[Data entries]

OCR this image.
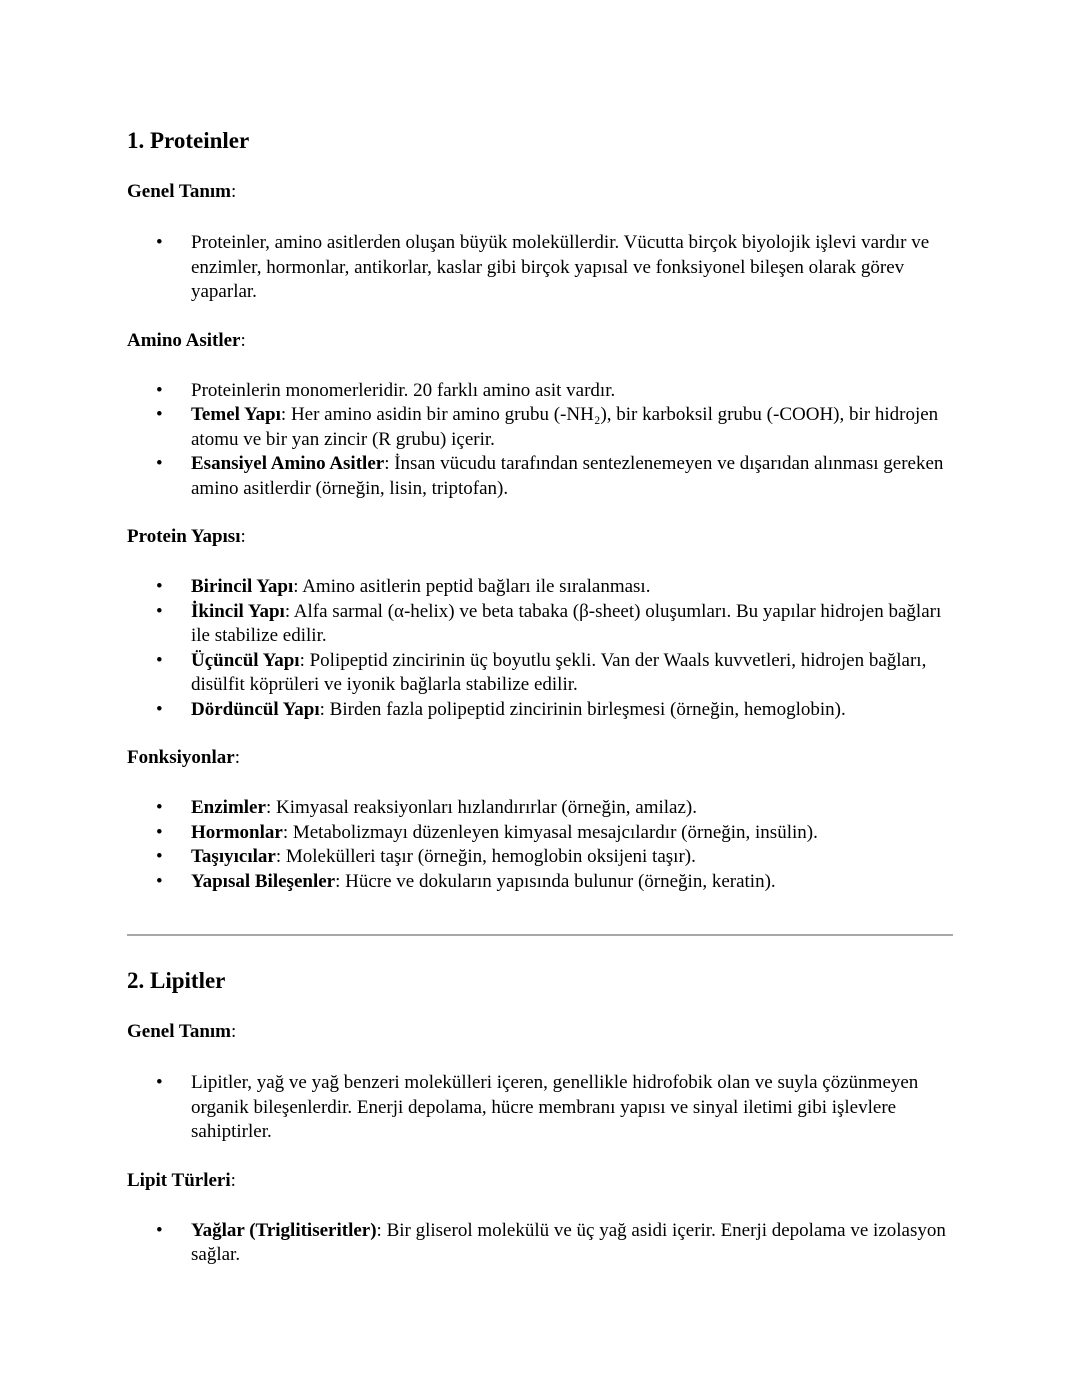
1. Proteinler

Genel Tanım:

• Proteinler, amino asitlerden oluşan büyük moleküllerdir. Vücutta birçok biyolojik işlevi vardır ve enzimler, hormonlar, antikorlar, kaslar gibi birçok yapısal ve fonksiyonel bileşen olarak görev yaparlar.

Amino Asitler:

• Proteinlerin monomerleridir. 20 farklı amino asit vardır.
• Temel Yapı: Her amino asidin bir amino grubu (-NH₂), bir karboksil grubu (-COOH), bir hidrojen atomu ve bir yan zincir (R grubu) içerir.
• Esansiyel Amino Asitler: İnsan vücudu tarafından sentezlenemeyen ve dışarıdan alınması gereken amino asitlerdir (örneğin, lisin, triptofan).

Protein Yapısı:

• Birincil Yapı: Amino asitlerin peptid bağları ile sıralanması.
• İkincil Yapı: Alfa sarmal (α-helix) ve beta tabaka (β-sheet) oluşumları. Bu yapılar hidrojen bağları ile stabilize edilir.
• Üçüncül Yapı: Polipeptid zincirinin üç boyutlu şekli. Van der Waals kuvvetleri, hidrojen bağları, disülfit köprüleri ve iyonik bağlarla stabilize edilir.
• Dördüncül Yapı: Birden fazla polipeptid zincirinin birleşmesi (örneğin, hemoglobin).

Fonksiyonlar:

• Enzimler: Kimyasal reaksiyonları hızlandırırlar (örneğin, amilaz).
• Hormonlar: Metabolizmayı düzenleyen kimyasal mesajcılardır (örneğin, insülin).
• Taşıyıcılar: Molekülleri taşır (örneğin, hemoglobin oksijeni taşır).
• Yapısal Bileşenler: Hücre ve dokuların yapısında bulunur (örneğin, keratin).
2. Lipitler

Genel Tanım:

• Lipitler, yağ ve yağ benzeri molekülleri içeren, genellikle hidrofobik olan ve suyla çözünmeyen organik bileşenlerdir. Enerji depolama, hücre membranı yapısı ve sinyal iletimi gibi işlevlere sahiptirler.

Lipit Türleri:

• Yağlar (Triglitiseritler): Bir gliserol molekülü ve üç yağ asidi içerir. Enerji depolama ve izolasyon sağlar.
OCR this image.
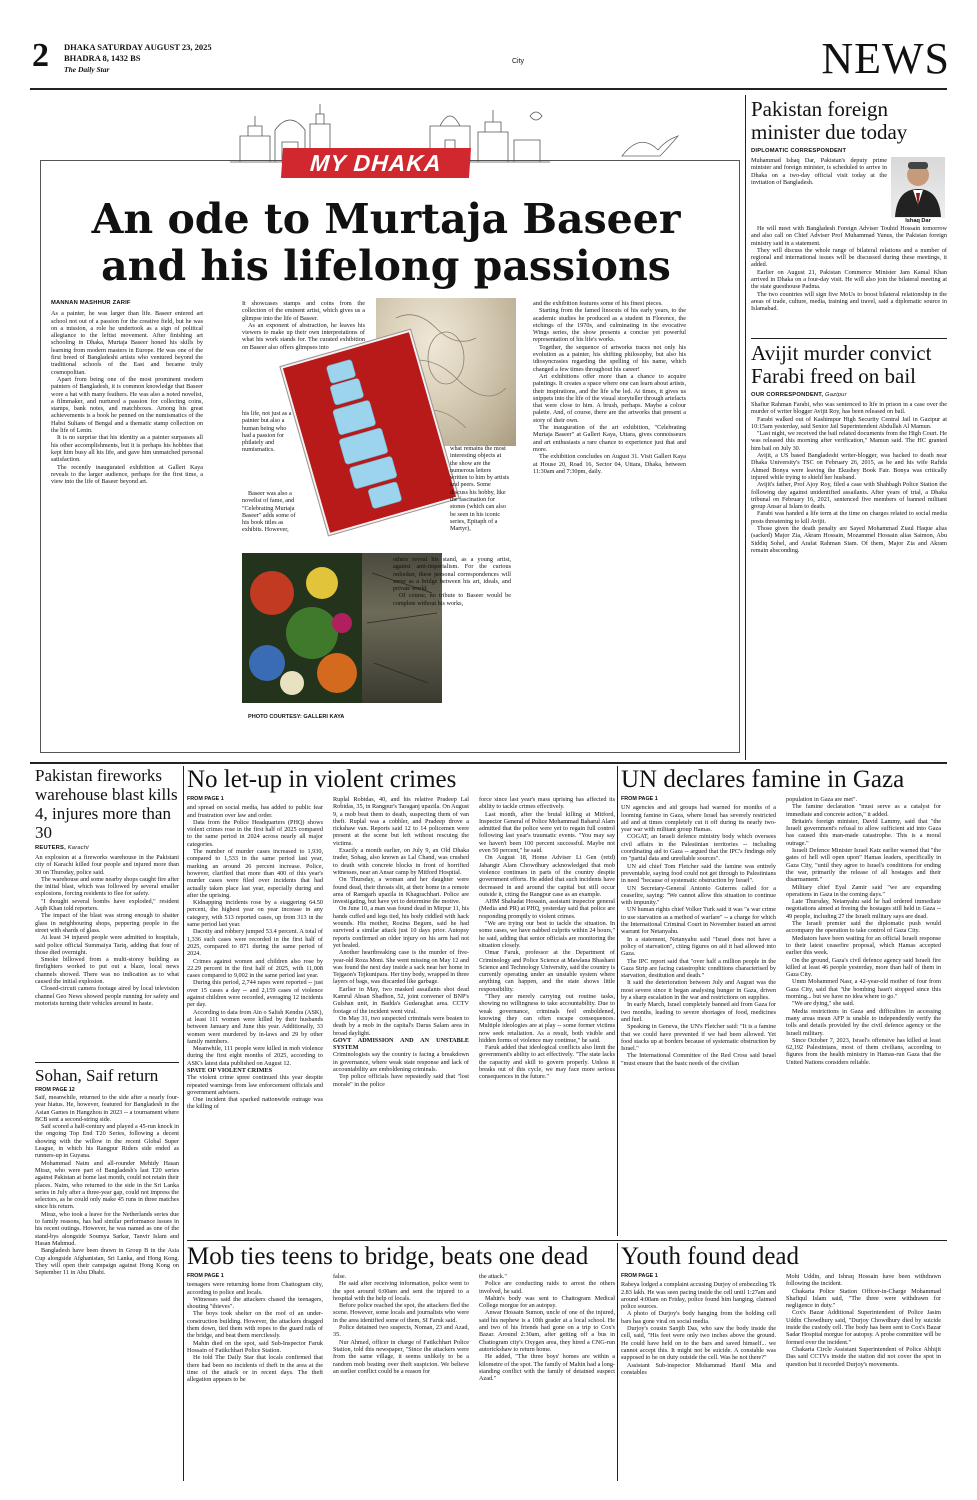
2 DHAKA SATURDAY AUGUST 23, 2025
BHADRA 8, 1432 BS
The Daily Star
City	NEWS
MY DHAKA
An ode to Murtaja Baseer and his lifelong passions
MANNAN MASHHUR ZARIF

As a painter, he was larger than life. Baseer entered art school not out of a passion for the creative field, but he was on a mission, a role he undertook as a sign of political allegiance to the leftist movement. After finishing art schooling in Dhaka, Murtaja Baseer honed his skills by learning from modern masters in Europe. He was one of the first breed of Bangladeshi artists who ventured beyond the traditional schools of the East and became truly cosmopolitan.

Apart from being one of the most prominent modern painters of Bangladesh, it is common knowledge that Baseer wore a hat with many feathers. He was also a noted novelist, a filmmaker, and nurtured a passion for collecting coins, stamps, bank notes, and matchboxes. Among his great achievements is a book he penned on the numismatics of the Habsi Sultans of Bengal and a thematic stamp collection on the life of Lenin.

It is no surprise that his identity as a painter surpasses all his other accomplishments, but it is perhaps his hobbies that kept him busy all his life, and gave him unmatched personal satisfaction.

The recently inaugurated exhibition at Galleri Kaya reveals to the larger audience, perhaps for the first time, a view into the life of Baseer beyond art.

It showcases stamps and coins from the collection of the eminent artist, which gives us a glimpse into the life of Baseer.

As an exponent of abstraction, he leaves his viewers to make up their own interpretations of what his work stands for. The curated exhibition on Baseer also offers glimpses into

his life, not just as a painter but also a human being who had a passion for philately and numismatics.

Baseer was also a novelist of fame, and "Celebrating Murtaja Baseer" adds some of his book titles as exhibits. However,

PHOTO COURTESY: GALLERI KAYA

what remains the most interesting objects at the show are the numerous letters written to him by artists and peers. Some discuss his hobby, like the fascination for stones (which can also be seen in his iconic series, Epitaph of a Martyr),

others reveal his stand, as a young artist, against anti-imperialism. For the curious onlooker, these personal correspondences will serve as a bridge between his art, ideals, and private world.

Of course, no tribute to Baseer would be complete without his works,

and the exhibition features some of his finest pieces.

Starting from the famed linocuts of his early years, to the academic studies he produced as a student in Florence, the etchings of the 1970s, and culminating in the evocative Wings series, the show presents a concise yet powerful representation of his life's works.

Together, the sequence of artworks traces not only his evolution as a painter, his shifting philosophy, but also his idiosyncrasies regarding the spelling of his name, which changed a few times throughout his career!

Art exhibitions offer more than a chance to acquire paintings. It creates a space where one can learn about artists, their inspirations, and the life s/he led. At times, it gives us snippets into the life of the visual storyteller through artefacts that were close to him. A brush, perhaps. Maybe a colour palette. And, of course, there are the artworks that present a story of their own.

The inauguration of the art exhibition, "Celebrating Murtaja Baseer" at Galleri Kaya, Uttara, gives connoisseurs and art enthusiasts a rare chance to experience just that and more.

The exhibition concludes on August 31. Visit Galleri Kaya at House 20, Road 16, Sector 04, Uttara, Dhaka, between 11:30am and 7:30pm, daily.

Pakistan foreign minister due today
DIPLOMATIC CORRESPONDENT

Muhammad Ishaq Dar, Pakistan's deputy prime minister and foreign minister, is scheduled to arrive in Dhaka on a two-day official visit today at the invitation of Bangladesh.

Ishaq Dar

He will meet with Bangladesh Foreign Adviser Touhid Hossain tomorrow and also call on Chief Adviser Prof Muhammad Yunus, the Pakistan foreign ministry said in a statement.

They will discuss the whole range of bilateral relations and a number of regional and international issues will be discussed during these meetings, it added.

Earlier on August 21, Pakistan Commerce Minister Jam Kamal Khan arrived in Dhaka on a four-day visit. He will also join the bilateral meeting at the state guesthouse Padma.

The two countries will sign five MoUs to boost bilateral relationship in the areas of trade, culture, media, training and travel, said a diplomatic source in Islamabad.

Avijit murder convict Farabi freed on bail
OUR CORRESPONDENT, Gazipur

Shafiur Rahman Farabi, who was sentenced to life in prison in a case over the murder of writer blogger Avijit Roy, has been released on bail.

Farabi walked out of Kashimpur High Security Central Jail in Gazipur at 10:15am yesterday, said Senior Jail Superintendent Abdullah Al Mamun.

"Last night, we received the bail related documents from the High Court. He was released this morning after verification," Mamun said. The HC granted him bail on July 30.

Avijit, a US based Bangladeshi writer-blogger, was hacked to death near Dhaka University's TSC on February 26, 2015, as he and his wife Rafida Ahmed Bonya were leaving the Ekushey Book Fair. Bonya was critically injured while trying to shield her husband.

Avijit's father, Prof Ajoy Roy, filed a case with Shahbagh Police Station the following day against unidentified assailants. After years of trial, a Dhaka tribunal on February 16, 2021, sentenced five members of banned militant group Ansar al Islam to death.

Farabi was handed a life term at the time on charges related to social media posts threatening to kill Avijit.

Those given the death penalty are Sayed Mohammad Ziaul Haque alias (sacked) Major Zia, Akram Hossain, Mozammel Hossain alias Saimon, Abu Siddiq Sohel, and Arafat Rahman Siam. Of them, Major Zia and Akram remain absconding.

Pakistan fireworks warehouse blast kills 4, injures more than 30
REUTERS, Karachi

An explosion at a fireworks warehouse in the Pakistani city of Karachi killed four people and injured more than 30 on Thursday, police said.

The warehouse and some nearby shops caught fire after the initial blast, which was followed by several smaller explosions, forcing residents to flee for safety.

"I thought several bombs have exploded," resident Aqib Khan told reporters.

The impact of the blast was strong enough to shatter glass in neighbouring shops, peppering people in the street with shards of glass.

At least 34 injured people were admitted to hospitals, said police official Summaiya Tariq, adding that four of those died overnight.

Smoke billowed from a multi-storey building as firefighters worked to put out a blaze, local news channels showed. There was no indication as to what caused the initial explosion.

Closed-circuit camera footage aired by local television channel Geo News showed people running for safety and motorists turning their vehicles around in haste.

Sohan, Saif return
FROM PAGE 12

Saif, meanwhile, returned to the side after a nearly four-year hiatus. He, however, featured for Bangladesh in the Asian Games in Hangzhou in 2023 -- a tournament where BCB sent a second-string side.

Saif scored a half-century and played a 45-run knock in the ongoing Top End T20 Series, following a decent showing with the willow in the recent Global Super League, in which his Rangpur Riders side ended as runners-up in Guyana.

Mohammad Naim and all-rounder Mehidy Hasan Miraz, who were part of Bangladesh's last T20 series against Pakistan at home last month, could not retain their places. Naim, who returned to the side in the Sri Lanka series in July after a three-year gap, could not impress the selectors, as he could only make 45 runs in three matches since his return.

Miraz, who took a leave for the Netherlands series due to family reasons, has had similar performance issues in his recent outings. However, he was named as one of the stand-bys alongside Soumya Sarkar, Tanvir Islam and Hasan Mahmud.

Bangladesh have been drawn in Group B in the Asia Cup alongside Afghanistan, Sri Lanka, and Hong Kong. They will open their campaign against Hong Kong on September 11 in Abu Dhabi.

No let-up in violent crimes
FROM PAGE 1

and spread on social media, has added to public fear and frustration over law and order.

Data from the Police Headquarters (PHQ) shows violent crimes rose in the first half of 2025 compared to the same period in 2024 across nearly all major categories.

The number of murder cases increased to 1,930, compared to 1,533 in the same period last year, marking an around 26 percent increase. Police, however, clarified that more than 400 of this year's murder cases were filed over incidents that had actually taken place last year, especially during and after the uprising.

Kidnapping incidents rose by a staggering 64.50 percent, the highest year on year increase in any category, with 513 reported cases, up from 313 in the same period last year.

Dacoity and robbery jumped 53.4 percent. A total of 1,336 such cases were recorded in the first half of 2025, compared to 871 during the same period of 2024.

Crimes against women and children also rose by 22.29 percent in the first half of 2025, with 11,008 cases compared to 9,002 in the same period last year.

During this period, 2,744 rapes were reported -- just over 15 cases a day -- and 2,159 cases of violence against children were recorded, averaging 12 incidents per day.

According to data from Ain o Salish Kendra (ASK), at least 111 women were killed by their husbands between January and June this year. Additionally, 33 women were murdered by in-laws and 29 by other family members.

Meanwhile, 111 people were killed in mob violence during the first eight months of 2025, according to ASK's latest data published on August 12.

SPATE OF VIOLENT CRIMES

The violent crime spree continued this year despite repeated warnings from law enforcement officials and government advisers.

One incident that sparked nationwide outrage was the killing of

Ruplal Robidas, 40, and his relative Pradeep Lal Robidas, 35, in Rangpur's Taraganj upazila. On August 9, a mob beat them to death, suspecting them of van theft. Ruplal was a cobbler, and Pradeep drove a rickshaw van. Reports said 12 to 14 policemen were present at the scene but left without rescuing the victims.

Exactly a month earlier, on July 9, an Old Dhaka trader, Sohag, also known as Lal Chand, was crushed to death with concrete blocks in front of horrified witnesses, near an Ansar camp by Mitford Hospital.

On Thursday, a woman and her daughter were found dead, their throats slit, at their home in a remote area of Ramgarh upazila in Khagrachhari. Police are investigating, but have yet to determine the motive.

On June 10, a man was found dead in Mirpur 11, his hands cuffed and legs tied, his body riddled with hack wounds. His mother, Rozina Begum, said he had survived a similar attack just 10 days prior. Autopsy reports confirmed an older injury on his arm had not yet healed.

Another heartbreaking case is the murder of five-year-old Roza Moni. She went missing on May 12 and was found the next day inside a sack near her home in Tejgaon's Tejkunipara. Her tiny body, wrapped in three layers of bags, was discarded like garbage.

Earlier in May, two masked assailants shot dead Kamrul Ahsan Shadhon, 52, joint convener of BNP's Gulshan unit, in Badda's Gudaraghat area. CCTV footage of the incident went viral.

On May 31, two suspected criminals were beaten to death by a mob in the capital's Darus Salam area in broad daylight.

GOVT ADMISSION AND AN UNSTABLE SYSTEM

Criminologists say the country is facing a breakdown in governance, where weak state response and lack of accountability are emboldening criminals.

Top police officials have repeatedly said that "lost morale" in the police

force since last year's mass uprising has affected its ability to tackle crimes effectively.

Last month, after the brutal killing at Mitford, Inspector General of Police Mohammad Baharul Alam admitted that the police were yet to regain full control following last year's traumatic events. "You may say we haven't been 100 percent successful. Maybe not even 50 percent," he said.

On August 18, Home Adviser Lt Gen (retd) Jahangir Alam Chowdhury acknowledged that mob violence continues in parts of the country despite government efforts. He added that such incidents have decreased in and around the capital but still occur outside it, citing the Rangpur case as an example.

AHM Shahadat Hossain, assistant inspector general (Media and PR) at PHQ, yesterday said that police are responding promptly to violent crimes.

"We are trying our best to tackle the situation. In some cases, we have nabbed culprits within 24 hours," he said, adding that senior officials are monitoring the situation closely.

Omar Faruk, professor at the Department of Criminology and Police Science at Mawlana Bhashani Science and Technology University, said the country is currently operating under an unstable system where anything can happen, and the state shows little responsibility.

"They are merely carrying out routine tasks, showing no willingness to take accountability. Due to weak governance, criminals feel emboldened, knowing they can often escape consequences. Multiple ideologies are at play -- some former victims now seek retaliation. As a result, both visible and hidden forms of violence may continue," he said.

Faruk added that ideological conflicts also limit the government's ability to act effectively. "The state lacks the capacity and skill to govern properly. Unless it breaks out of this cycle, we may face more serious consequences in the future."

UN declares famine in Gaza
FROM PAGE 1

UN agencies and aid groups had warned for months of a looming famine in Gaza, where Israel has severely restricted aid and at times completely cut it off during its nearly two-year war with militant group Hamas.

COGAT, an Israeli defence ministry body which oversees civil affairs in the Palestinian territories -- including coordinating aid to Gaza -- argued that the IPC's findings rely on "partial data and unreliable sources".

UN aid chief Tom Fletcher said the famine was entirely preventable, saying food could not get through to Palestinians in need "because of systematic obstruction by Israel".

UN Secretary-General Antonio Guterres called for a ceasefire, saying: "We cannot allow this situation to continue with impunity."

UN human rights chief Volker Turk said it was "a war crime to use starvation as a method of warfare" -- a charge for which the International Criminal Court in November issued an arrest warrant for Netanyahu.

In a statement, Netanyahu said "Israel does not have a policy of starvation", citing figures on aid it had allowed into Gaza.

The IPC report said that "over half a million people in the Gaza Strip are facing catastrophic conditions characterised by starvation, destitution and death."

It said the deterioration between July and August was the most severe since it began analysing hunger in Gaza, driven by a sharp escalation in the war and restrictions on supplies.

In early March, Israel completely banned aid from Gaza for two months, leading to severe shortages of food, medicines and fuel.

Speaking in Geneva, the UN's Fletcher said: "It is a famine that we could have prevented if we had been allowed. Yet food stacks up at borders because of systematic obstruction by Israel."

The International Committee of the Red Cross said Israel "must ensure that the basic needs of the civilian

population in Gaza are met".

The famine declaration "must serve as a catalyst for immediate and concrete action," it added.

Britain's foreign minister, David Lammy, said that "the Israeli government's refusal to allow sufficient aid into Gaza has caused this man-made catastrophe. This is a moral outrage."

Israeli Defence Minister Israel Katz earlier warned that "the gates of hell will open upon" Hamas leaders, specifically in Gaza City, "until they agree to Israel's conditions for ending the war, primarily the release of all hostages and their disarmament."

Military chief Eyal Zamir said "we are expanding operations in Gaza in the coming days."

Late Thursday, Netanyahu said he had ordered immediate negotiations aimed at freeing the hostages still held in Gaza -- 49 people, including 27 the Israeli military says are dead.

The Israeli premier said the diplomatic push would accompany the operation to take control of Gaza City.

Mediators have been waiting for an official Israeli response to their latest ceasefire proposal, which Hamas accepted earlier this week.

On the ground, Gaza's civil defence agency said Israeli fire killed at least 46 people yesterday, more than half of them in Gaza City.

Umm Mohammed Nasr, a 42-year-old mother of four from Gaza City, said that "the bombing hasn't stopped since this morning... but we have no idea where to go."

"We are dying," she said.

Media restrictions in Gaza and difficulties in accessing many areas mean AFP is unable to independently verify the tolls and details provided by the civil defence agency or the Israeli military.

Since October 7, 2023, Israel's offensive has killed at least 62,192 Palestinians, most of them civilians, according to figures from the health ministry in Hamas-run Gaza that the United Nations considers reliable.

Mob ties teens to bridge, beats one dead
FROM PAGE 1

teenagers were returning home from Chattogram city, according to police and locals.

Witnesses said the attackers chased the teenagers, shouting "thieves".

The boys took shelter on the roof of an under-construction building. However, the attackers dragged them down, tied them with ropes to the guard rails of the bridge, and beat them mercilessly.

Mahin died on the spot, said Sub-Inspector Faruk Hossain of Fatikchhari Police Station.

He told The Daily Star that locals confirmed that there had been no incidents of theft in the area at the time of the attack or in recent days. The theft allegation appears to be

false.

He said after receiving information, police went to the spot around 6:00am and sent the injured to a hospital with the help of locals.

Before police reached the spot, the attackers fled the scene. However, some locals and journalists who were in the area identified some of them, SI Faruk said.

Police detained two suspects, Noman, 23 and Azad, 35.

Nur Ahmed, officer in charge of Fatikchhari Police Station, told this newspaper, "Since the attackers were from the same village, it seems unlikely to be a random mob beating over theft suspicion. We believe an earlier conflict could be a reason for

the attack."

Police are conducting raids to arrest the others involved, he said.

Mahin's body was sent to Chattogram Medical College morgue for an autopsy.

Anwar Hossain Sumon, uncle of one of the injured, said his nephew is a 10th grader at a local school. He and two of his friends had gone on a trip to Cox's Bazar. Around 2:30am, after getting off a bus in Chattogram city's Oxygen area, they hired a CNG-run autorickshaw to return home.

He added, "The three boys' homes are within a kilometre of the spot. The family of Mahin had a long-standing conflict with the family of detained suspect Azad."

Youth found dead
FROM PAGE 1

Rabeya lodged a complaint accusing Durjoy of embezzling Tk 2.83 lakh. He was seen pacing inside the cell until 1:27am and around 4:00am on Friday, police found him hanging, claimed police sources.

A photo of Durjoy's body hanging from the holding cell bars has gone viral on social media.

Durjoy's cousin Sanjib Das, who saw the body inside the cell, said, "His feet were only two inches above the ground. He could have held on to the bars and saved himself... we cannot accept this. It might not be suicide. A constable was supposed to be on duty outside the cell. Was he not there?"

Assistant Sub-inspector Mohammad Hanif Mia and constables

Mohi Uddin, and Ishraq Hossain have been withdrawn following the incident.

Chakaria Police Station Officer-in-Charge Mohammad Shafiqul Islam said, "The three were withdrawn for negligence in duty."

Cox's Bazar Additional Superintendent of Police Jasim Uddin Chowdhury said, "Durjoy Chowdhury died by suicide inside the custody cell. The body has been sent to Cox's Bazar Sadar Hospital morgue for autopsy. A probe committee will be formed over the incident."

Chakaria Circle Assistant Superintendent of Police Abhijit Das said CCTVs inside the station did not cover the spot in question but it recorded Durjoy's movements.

* [What the task requires]: Once you have identified the lines above that contain "morning", copy each of them.

* [Task output]:
"Last night, we received the bail related documents from the High Court. He was released this morning after verification," Mamun said. The HC granted him bail on July 30.
Umm Mohammed Nasr, a 42-year-old mother of four from Gaza City, said that "the bombing hasn't stopped since this morning... but we have no idea where to go."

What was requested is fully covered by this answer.